[start of Record set]

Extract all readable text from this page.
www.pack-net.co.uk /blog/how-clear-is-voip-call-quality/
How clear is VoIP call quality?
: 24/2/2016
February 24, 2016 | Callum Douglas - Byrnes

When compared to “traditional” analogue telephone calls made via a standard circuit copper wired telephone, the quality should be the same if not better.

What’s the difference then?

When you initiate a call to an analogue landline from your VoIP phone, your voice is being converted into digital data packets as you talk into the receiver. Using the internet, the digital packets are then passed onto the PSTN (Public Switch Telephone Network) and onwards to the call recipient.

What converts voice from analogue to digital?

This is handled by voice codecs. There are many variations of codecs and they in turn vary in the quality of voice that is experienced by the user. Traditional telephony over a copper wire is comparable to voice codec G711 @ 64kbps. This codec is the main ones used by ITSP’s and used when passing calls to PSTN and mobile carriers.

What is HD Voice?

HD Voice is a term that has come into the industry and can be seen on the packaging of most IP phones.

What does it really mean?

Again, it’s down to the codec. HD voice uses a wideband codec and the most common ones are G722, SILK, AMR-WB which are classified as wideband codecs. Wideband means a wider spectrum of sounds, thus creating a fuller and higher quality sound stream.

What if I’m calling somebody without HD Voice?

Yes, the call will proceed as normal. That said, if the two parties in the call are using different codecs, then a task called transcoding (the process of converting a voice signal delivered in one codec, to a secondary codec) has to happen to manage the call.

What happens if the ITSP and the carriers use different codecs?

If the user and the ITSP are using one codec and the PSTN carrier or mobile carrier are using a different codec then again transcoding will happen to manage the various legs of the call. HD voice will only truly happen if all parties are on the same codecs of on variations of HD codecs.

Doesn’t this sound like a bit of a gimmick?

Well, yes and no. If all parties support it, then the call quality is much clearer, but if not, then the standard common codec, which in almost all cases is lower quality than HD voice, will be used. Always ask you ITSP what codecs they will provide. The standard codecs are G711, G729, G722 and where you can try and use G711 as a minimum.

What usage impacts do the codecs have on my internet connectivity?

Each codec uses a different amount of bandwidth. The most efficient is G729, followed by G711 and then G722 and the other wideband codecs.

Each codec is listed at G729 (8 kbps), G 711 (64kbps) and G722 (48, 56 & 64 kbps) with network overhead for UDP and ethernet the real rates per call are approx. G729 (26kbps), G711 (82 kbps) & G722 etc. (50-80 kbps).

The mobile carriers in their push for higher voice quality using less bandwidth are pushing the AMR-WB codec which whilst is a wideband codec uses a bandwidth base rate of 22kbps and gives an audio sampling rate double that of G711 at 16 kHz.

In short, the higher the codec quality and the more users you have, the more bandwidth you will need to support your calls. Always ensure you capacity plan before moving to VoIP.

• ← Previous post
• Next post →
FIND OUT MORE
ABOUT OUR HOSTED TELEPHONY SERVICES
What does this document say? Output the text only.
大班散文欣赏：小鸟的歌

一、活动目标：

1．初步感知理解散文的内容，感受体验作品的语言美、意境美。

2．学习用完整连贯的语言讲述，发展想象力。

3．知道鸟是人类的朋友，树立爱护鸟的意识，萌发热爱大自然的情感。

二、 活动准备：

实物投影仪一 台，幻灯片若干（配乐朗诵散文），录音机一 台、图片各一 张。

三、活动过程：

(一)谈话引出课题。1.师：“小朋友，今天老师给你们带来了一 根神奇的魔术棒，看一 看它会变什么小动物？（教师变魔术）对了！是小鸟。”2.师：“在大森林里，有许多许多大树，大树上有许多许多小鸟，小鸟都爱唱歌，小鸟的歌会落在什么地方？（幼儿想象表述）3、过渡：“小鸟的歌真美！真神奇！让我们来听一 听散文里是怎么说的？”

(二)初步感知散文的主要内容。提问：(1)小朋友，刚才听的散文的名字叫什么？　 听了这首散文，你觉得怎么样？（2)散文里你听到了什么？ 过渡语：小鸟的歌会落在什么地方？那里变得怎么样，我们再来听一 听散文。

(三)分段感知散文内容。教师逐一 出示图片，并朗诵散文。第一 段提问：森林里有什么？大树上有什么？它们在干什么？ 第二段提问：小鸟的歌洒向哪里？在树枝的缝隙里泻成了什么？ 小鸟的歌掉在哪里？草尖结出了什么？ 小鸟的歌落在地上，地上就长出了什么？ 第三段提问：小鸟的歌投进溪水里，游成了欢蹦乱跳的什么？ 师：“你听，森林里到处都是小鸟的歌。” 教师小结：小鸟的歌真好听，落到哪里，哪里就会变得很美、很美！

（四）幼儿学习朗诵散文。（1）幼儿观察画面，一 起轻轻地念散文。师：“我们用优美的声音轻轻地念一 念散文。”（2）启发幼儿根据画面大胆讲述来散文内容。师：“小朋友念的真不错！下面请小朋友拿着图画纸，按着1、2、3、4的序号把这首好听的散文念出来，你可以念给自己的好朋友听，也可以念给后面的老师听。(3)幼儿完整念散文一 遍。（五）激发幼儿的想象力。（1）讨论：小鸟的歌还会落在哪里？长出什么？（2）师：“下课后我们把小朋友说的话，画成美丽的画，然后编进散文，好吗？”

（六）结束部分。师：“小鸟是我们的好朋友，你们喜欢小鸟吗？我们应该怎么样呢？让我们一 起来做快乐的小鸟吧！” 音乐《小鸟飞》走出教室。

[end of Record set]

**What you should do**: Each record above should be repeated exactly as it appears.

**Solution for this problem**:
Extract all readable text from this page.
www.pack-net.co.uk /blog/how-clear-is-voip-call-quality/
How clear is VoIP call quality?
: 24/2/2016
February 24, 2016 | Callum Douglas - Byrnes

When compared to “traditional” analogue telephone calls made via a standard circuit copper wired telephone, the quality should be the same if not better.

What’s the difference then?

When you initiate a call to an analogue landline from your VoIP phone, your voice is being converted into digital data packets as you talk into the receiver. Using the internet, the digital packets are then passed onto the PSTN (Public Switch Telephone Network) and onwards to the call recipient.

What converts voice from analogue to digital?

This is handled by voice codecs. There are many variations of codecs and they in turn vary in the quality of voice that is experienced by the user. Traditional telephony over a copper wire is comparable to voice codec G711 @ 64kbps. This codec is the main ones used by ITSP’s and used when passing calls to PSTN and mobile carriers.

What is HD Voice?

HD Voice is a term that has come into the industry and can be seen on the packaging of most IP phones.

What does it really mean?

Again, it’s down to the codec. HD voice uses a wideband codec and the most common ones are G722, SILK, AMR-WB which are classified as wideband codecs. Wideband means a wider spectrum of sounds, thus creating a fuller and higher quality sound stream.

What if I’m calling somebody without HD Voice?

Yes, the call will proceed as normal. That said, if the two parties in the call are using different codecs, then a task called transcoding (the process of converting a voice signal delivered in one codec, to a secondary codec) has to happen to manage the call.

What happens if the ITSP and the carriers use different codecs?

If the user and the ITSP are using one codec and the PSTN carrier or mobile carrier are using a different codec then again transcoding will happen to manage the various legs of the call. HD voice will only truly happen if all parties are on the same codecs of on variations of HD codecs.

Doesn’t this sound like a bit of a gimmick?

Well, yes and no. If all parties support it, then the call quality is much clearer, but if not, then the standard common codec, which in almost all cases is lower quality than HD voice, will be used. Always ask you ITSP what codecs they will provide. The standard codecs are G711, G729, G722 and where you can try and use G711 as a minimum.

What usage impacts do the codecs have on my internet connectivity?

Each codec uses a different amount of bandwidth. The most efficient is G729, followed by G711 and then G722 and the other wideband codecs.

Each codec is listed at G729 (8 kbps), G 711 (64kbps) and G722 (48, 56 & 64 kbps) with network overhead for UDP and ethernet the real rates per call are approx. G729 (26kbps), G711 (82 kbps) & G722 etc. (50-80 kbps).

The mobile carriers in their push for higher voice quality using less bandwidth are pushing the AMR-WB codec which whilst is a wideband codec uses a bandwidth base rate of 22kbps and gives an audio sampling rate double that of G711 at 16 kHz.

In short, the higher the codec quality and the more users you have, the more bandwidth you will need to support your calls. Always ensure you capacity plan before moving to VoIP.

• ← Previous post
• Next post →
FIND OUT MORE
ABOUT OUR HOSTED TELEPHONY SERVICES
What does this document say? Output the text only.
大班散文欣赏：小鸟的歌

一、活动目标：

1．初步感知理解散文的内容，感受体验作品的语言美、意境美。

2．学习用完整连贯的语言讲述，发展想象力。

3．知道鸟是人类的朋友，树立爱护鸟的意识，萌发热爱大自然的情感。

二、 活动准备：

实物投影仪一 台，幻灯片若干（配乐朗诵散文），录音机一 台、图片各一 张。

三、活动过程：

(一)谈话引出课题。1.师：“小朋友，今天老师给你们带来了一 根神奇的魔术棒，看一 看它会变什么小动物？（教师变魔术）对了！是小鸟。”2.师：“在大森林里，有许多许多大树，大树上有许多许多小鸟，小鸟都爱唱歌，小鸟的歌会落在什么地方？（幼儿想象表述）3、过渡：“小鸟的歌真美！真神奇！让我们来听一 听散文里是怎么说的？”

(二)初步感知散文的主要内容。提问：(1)小朋友，刚才听的散文的名字叫什么？　 听了这首散文，你觉得怎么样？（2)散文里你听到了什么？ 过渡语：小鸟的歌会落在什么地方？那里变得怎么样，我们再来听一 听散文。

(三)分段感知散文内容。教师逐一 出示图片，并朗诵散文。第一 段提问：森林里有什么？大树上有什么？它们在干什么？ 第二段提问：小鸟的歌洒向哪里？在树枝的缝隙里泻成了什么？ 小鸟的歌掉在哪里？草尖结出了什么？ 小鸟的歌落在地上，地上就长出了什么？ 第三段提问：小鸟的歌投进溪水里，游成了欢蹦乱跳的什么？ 师：“你听，森林里到处都是小鸟的歌。” 教师小结：小鸟的歌真好听，落到哪里，哪里就会变得很美、很美！

（四）幼儿学习朗诵散文。（1）幼儿观察画面，一 起轻轻地念散文。师：“我们用优美的声音轻轻地念一 念散文。”（2）启发幼儿根据画面大胆讲述来散文内容。师：“小朋友念的真不错！下面请小朋友拿着图画纸，按着1、2、3、4的序号把这首好听的散文念出来，你可以念给自己的好朋友听，也可以念给后面的老师听。(3)幼儿完整念散文一 遍。（五）激发幼儿的想象力。（1）讨论：小鸟的歌还会落在哪里？长出什么？（2）师：“下课后我们把小朋友说的话，画成美丽的画，然后编进散文，好吗？”

（六）结束部分。师：“小鸟是我们的好朋友，你们喜欢小鸟吗？我们应该怎么样呢？让我们一 起来做快乐的小鸟吧！” 音乐《小鸟飞》走出教室。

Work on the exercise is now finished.